Problem description:
Render every line of the data below as a numbered list, omitting blank lines and excluding the pictures.

Task inputs:
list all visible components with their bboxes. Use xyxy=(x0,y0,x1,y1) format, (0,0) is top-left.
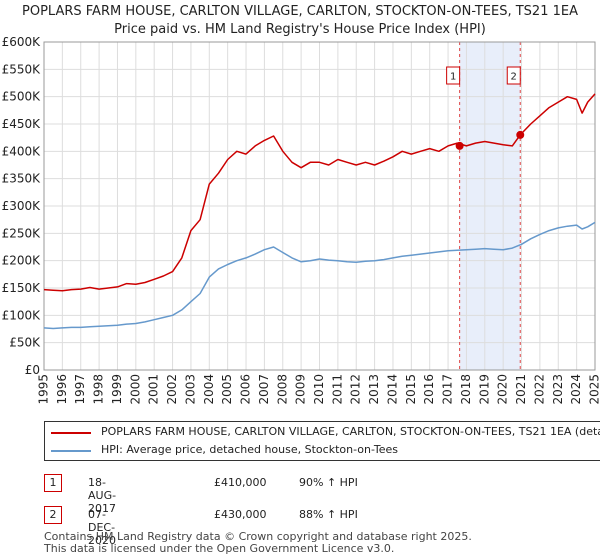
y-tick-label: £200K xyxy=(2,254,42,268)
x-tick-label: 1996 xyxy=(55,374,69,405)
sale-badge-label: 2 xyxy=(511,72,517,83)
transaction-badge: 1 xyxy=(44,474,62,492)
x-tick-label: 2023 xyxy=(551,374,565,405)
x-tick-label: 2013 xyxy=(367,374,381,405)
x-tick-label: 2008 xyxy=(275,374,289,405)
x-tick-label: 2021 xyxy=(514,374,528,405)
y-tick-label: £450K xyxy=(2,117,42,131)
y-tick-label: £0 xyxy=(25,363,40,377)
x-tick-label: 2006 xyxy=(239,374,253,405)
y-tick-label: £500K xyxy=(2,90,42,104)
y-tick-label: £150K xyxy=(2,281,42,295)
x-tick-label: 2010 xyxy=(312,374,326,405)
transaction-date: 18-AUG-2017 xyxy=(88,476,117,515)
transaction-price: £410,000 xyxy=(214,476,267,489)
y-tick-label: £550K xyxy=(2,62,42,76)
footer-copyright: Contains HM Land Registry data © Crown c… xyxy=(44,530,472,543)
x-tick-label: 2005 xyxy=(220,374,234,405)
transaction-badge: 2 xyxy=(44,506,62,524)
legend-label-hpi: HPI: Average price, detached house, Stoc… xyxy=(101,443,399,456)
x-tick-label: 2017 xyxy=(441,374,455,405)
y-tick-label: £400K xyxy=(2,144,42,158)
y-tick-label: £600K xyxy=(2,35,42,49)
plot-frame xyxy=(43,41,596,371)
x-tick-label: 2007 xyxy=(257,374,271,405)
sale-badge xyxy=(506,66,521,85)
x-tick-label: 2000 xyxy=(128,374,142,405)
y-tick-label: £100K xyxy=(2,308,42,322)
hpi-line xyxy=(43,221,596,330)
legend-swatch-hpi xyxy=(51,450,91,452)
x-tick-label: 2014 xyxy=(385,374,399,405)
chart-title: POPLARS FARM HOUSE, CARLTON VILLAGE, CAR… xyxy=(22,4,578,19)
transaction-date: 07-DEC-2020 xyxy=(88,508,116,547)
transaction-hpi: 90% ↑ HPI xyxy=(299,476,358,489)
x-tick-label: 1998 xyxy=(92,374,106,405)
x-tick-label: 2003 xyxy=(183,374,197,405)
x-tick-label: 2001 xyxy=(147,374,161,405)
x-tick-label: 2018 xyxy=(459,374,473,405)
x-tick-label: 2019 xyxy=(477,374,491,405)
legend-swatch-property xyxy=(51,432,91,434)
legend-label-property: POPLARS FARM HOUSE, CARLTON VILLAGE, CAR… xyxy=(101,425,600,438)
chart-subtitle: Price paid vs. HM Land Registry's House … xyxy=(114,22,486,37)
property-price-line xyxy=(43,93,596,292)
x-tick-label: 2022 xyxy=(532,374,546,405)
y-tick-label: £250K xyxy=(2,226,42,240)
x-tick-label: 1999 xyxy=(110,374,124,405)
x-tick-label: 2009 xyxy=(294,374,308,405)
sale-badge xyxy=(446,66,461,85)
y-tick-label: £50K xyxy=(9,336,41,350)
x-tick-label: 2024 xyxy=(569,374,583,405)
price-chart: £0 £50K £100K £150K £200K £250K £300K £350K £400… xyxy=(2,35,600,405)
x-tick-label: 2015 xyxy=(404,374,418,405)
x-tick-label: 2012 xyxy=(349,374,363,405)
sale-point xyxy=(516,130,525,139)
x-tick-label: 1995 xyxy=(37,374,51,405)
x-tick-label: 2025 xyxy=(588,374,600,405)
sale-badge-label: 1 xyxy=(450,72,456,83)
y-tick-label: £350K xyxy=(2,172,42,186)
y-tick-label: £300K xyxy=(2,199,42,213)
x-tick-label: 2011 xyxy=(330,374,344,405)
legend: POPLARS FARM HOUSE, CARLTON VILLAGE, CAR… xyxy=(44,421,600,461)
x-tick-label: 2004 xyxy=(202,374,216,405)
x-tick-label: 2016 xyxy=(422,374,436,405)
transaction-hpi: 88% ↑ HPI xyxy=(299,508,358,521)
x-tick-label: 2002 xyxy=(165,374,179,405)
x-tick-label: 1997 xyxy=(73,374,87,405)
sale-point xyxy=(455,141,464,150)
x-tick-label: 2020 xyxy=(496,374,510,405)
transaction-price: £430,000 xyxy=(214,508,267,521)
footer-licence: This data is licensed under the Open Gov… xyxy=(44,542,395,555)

Output:
1. list all visible components with their bboxes. Use xyxy=(x0,y0,x1,y1) format, (0,0) is top-left.
2. y-tick-label: £200K xyxy=(2,254,42,268)
3. x-tick-label: 1996 xyxy=(55,374,69,405)
4. sale-badge-label: 2 xyxy=(511,72,517,83)
5. transaction-badge: 1 xyxy=(44,474,62,492)
6. x-tick-label: 2023 xyxy=(551,374,565,405)
7. x-tick-label: 2013 xyxy=(367,374,381,405)
8. x-tick-label: 2008 xyxy=(275,374,289,405)
9. x-tick-label: 2021 xyxy=(514,374,528,405)
10. y-tick-label: £450K xyxy=(2,117,42,131)
11. y-tick-label: £0 xyxy=(25,363,40,377)
12. x-tick-label: 2006 xyxy=(239,374,253,405)
13. y-tick-label: £500K xyxy=(2,90,42,104)
14. y-tick-label: £150K xyxy=(2,281,42,295)
15. x-tick-label: 2010 xyxy=(312,374,326,405)
16. transaction-date: 18-AUG-2017 xyxy=(88,476,117,515)
17. transaction-price: £410,000 xyxy=(214,476,267,489)
18. y-tick-label: £550K xyxy=(2,62,42,76)
19. footer-copyright: Contains HM Land Registry data © Crown c… xyxy=(44,530,472,543)
20. x-tick-label: 2005 xyxy=(220,374,234,405)
21. transaction-badge: 2 xyxy=(44,506,62,524)
22. legend-label-hpi: HPI: Average price, detached house, Stoc… xyxy=(101,443,399,456)
23. x-tick-label: 2017 xyxy=(441,374,455,405)
24. y-tick-label: £400K xyxy=(2,144,42,158)
25. y-tick-label: £600K xyxy=(2,35,42,49)
26. plot-frame xyxy=(43,41,596,371)
27. x-tick-label: 2007 xyxy=(257,374,271,405)
28. sale-badge xyxy=(506,66,521,85)
29. x-tick-label: 2000 xyxy=(128,374,142,405)
30. y-tick-label: £100K xyxy=(2,308,42,322)
31. hpi-line xyxy=(43,221,596,330)
32. legend-swatch-hpi xyxy=(51,450,91,452)
33. x-tick-label: 2014 xyxy=(385,374,399,405)
34. chart-title: POPLARS FARM HOUSE, CARLTON VILLAGE, CAR… xyxy=(22,4,578,19)
35. transaction-date: 07-DEC-2020 xyxy=(88,508,116,547)
36. transaction-hpi: 90% ↑ HPI xyxy=(299,476,358,489)
37. x-tick-label: 1998 xyxy=(92,374,106,405)
38. x-tick-label: 2003 xyxy=(183,374,197,405)
39. x-tick-label: 2001 xyxy=(147,374,161,405)
40. x-tick-label: 2018 xyxy=(459,374,473,405)
41. x-tick-label: 2019 xyxy=(477,374,491,405)
42. legend-swatch-property xyxy=(51,432,91,434)
43. legend-label-property: POPLARS FARM HOUSE, CARLTON VILLAGE, CAR… xyxy=(101,425,600,438)
44. chart-subtitle: Price paid vs. HM Land Registry's House … xyxy=(114,22,486,37)
45. property-price-line xyxy=(43,93,596,292)
46. x-tick-label: 2022 xyxy=(532,374,546,405)
47. y-tick-label: £250K xyxy=(2,226,42,240)
48. x-tick-label: 1999 xyxy=(110,374,124,405)
49. x-tick-label: 2009 xyxy=(294,374,308,405)
50. sale-badge xyxy=(446,66,461,85)
51. y-tick-label: £50K xyxy=(9,336,41,350)
52. x-tick-label: 2024 xyxy=(569,374,583,405)
53. price-chart: £0 £50K £100K £150K £200K £250K £300K £350K £400… xyxy=(2,35,600,405)
54. x-tick-label: 2015 xyxy=(404,374,418,405)
55. x-tick-label: 2012 xyxy=(349,374,363,405)
56. sale-point xyxy=(516,130,525,139)
57. x-tick-label: 1995 xyxy=(37,374,51,405)
58. x-tick-label: 2025 xyxy=(588,374,600,405)
59. sale-badge-label: 1 xyxy=(450,72,456,83)
60. y-tick-label: £350K xyxy=(2,172,42,186)
61. y-tick-label: £300K xyxy=(2,199,42,213)
62. x-tick-label: 2011 xyxy=(330,374,344,405)
63. legend: POPLARS FARM HOUSE, CARLTON VILLAGE, CAR… xyxy=(44,421,600,461)
64. x-tick-label: 2004 xyxy=(202,374,216,405)
65. x-tick-label: 2016 xyxy=(422,374,436,405)
66. transaction-hpi: 88% ↑ HPI xyxy=(299,508,358,521)
67. x-tick-label: 2002 xyxy=(165,374,179,405)
68. x-tick-label: 1997 xyxy=(73,374,87,405)
69. sale-point xyxy=(455,141,464,150)
70. x-tick-label: 2020 xyxy=(496,374,510,405)
71. transaction-price: £430,000 xyxy=(214,508,267,521)
72. footer-licence: This data is licensed under the Open Gov… xyxy=(44,542,395,555)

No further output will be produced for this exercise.